### [REQUIREMENT]
Without the pictures, set down every record below exactly as it reads.

--- DATA RECORDS Enclosed Below ---

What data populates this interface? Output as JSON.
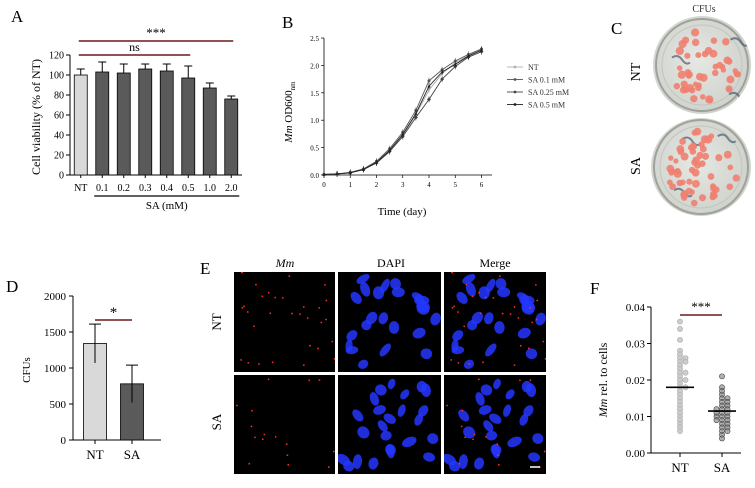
{
  "panels": {
    "A": {
      "letter": "A",
      "chart_data": {
        "type": "bar",
        "ylabel": "Cell viability (% of NT)",
        "ylim": [
          0,
          120
        ],
        "yticks": [
          "0",
          "20",
          "40",
          "60",
          "80",
          "100",
          "120"
        ],
        "categories": [
          "NT",
          "0.1",
          "0.2",
          "0.3",
          "0.4",
          "0.5",
          "1.0",
          "2.0"
        ],
        "values": [
          100,
          103,
          102,
          106,
          104,
          97,
          87,
          76
        ],
        "errors": [
          6,
          10,
          9,
          5,
          7,
          12,
          5,
          3
        ],
        "bar_colors": [
          "#d9d9d9",
          "#5a5a5a",
          "#5a5a5a",
          "#5a5a5a",
          "#5a5a5a",
          "#5a5a5a",
          "#5a5a5a",
          "#5a5a5a"
        ],
        "group_label": "SA (mM)",
        "annotations": [
          {
            "text": "***",
            "from": "NT",
            "to": "2.0"
          },
          {
            "text": "ns",
            "from": "NT",
            "to": "0.5"
          }
        ]
      }
    },
    "B": {
      "letter": "B",
      "chart_data": {
        "type": "line",
        "ylabel": "Mm OD600nm",
        "ylabel_italic": "Mm",
        "ylabel_main": " OD600",
        "ylabel_sub": "nm",
        "xlabel": "Time (day)",
        "xlim": [
          0,
          6.4
        ],
        "ylim": [
          0,
          2.5
        ],
        "xticks": [
          "0",
          "1",
          "2",
          "3",
          "4",
          "5",
          "6"
        ],
        "yticks": [
          "0.0",
          "0.5",
          "1.0",
          "1.5",
          "2.0",
          "2.5"
        ],
        "x": [
          0,
          0.5,
          1,
          1.5,
          2,
          2.5,
          3,
          3.5,
          4,
          4.5,
          5,
          5.5,
          6
        ],
        "series": [
          {
            "name": "NT",
            "color": "#b0b0b0",
            "values": [
              0.01,
              0.02,
              0.04,
              0.1,
              0.22,
              0.42,
              0.72,
              1.1,
              1.55,
              1.85,
              2.05,
              2.18,
              2.27
            ]
          },
          {
            "name": "SA 0.1 mM",
            "color": "#555555",
            "values": [
              0.01,
              0.02,
              0.05,
              0.11,
              0.25,
              0.48,
              0.78,
              1.18,
              1.72,
              1.92,
              2.08,
              2.2,
              2.3
            ]
          },
          {
            "name": "SA 0.25 mM",
            "color": "#444444",
            "values": [
              0.01,
              0.02,
              0.04,
              0.1,
              0.22,
              0.43,
              0.7,
              1.05,
              1.38,
              1.75,
              1.98,
              2.15,
              2.25
            ]
          },
          {
            "name": "SA 0.5 mM",
            "color": "#222222",
            "values": [
              0.01,
              0.02,
              0.04,
              0.1,
              0.23,
              0.45,
              0.74,
              1.12,
              1.62,
              1.88,
              2.02,
              2.17,
              2.28
            ]
          }
        ]
      }
    },
    "C": {
      "letter": "C",
      "title": "CFUs",
      "row_labels": [
        "NT",
        "SA"
      ],
      "colony_color": "#f08070"
    },
    "D": {
      "letter": "D",
      "chart_data": {
        "type": "bar",
        "ylabel": "CFUs",
        "ylim": [
          0,
          2000
        ],
        "yticks": [
          "0",
          "500",
          "1000",
          "1500",
          "2000"
        ],
        "categories": [
          "NT",
          "SA"
        ],
        "values": [
          1340,
          780
        ],
        "errors": [
          270,
          260
        ],
        "bar_colors": [
          "#d9d9d9",
          "#5a5a5a"
        ],
        "annotations": [
          {
            "text": "*",
            "from": "NT",
            "to": "SA"
          }
        ]
      }
    },
    "E": {
      "letter": "E",
      "col_labels": [
        "Mm",
        "DAPI",
        "Merge"
      ],
      "row_labels": [
        "NT",
        "SA"
      ],
      "nuclei_color": "#2436ff",
      "bacteria_color": "#ff2a2a"
    },
    "F": {
      "letter": "F",
      "chart_data": {
        "type": "scatter",
        "ylabel": "Mm rel. to cells",
        "ylabel_italic": "Mm",
        "ylabel_main": " rel. to cells",
        "ylim": [
          0,
          0.04
        ],
        "yticks": [
          "0.00",
          "0.01",
          "0.02",
          "0.03",
          "0.04"
        ],
        "categories": [
          "NT",
          "SA"
        ],
        "means": [
          0.018,
          0.0115
        ],
        "point_colors": [
          "#c8c8c8",
          "#707070"
        ],
        "series": [
          {
            "category": "NT",
            "values": [
              0.036,
              0.034,
              0.031,
              0.028,
              0.027,
              0.026,
              0.026,
              0.025,
              0.025,
              0.024,
              0.023,
              0.022,
              0.022,
              0.021,
              0.02,
              0.02,
              0.019,
              0.018,
              0.018,
              0.017,
              0.016,
              0.015,
              0.014,
              0.013,
              0.012,
              0.011,
              0.01,
              0.009,
              0.008,
              0.007,
              0.006
            ]
          },
          {
            "category": "SA",
            "values": [
              0.021,
              0.018,
              0.017,
              0.016,
              0.015,
              0.015,
              0.014,
              0.014,
              0.013,
              0.013,
              0.012,
              0.012,
              0.012,
              0.011,
              0.011,
              0.011,
              0.01,
              0.01,
              0.01,
              0.009,
              0.009,
              0.009,
              0.008,
              0.008,
              0.007,
              0.007,
              0.006,
              0.006,
              0.005,
              0.004
            ]
          }
        ],
        "annotations": [
          {
            "text": "***",
            "from": "NT",
            "to": "SA"
          }
        ]
      }
    }
  }
}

--- End of Enclosed DATA RECORDS ---

### [RESULT BELOW]
What data populates this interface? Output as JSON.
{
  "panels": {
    "A": {
      "letter": "A",
      "chart_data": {
        "type": "bar",
        "ylabel": "Cell viability (% of NT)",
        "ylim": [
          0,
          120
        ],
        "yticks": [
          "0",
          "20",
          "40",
          "60",
          "80",
          "100",
          "120"
        ],
        "categories": [
          "NT",
          "0.1",
          "0.2",
          "0.3",
          "0.4",
          "0.5",
          "1.0",
          "2.0"
        ],
        "values": [
          100,
          103,
          102,
          106,
          104,
          97,
          87,
          76
        ],
        "errors": [
          6,
          10,
          9,
          5,
          7,
          12,
          5,
          3
        ],
        "bar_colors": [
          "#d9d9d9",
          "#5a5a5a",
          "#5a5a5a",
          "#5a5a5a",
          "#5a5a5a",
          "#5a5a5a",
          "#5a5a5a",
          "#5a5a5a"
        ],
        "group_label": "SA (mM)",
        "annotations": [
          {
            "text": "***",
            "from": "NT",
            "to": "2.0"
          },
          {
            "text": "ns",
            "from": "NT",
            "to": "0.5"
          }
        ]
      }
    },
    "B": {
      "letter": "B",
      "chart_data": {
        "type": "line",
        "ylabel": "Mm OD600nm",
        "ylabel_italic": "Mm",
        "ylabel_main": " OD600",
        "ylabel_sub": "nm",
        "xlabel": "Time (day)",
        "xlim": [
          0,
          6.4
        ],
        "ylim": [
          0,
          2.5
        ],
        "xticks": [
          "0",
          "1",
          "2",
          "3",
          "4",
          "5",
          "6"
        ],
        "yticks": [
          "0.0",
          "0.5",
          "1.0",
          "1.5",
          "2.0",
          "2.5"
        ],
        "x": [
          0,
          0.5,
          1,
          1.5,
          2,
          2.5,
          3,
          3.5,
          4,
          4.5,
          5,
          5.5,
          6
        ],
        "series": [
          {
            "name": "NT",
            "color": "#b0b0b0",
            "values": [
              0.01,
              0.02,
              0.04,
              0.1,
              0.22,
              0.42,
              0.72,
              1.1,
              1.55,
              1.85,
              2.05,
              2.18,
              2.27
            ]
          },
          {
            "name": "SA 0.1 mM",
            "color": "#555555",
            "values": [
              0.01,
              0.02,
              0.05,
              0.11,
              0.25,
              0.48,
              0.78,
              1.18,
              1.72,
              1.92,
              2.08,
              2.2,
              2.3
            ]
          },
          {
            "name": "SA 0.25 mM",
            "color": "#444444",
            "values": [
              0.01,
              0.02,
              0.04,
              0.1,
              0.22,
              0.43,
              0.7,
              1.05,
              1.38,
              1.75,
              1.98,
              2.15,
              2.25
            ]
          },
          {
            "name": "SA 0.5 mM",
            "color": "#222222",
            "values": [
              0.01,
              0.02,
              0.04,
              0.1,
              0.23,
              0.45,
              0.74,
              1.12,
              1.62,
              1.88,
              2.02,
              2.17,
              2.28
            ]
          }
        ]
      }
    },
    "C": {
      "letter": "C",
      "title": "CFUs",
      "row_labels": [
        "NT",
        "SA"
      ],
      "colony_color": "#f08070"
    },
    "D": {
      "letter": "D",
      "chart_data": {
        "type": "bar",
        "ylabel": "CFUs",
        "ylim": [
          0,
          2000
        ],
        "yticks": [
          "0",
          "500",
          "1000",
          "1500",
          "2000"
        ],
        "categories": [
          "NT",
          "SA"
        ],
        "values": [
          1340,
          780
        ],
        "errors": [
          270,
          260
        ],
        "bar_colors": [
          "#d9d9d9",
          "#5a5a5a"
        ],
        "annotations": [
          {
            "text": "*",
            "from": "NT",
            "to": "SA"
          }
        ]
      }
    },
    "E": {
      "letter": "E",
      "col_labels": [
        "Mm",
        "DAPI",
        "Merge"
      ],
      "row_labels": [
        "NT",
        "SA"
      ],
      "nuclei_color": "#2436ff",
      "bacteria_color": "#ff2a2a"
    },
    "F": {
      "letter": "F",
      "chart_data": {
        "type": "scatter",
        "ylabel": "Mm rel. to cells",
        "ylabel_italic": "Mm",
        "ylabel_main": " rel. to cells",
        "ylim": [
          0,
          0.04
        ],
        "yticks": [
          "0.00",
          "0.01",
          "0.02",
          "0.03",
          "0.04"
        ],
        "categories": [
          "NT",
          "SA"
        ],
        "means": [
          0.018,
          0.0115
        ],
        "point_colors": [
          "#c8c8c8",
          "#707070"
        ],
        "series": [
          {
            "category": "NT",
            "values": [
              0.036,
              0.034,
              0.031,
              0.028,
              0.027,
              0.026,
              0.026,
              0.025,
              0.025,
              0.024,
              0.023,
              0.022,
              0.022,
              0.021,
              0.02,
              0.02,
              0.019,
              0.018,
              0.018,
              0.017,
              0.016,
              0.015,
              0.014,
              0.013,
              0.012,
              0.011,
              0.01,
              0.009,
              0.008,
              0.007,
              0.006
            ]
          },
          {
            "category": "SA",
            "values": [
              0.021,
              0.018,
              0.017,
              0.016,
              0.015,
              0.015,
              0.014,
              0.014,
              0.013,
              0.013,
              0.012,
              0.012,
              0.012,
              0.011,
              0.011,
              0.011,
              0.01,
              0.01,
              0.01,
              0.009,
              0.009,
              0.009,
              0.008,
              0.008,
              0.007,
              0.007,
              0.006,
              0.006,
              0.005,
              0.004
            ]
          }
        ],
        "annotations": [
          {
            "text": "***",
            "from": "NT",
            "to": "SA"
          }
        ]
      }
    }
  }
}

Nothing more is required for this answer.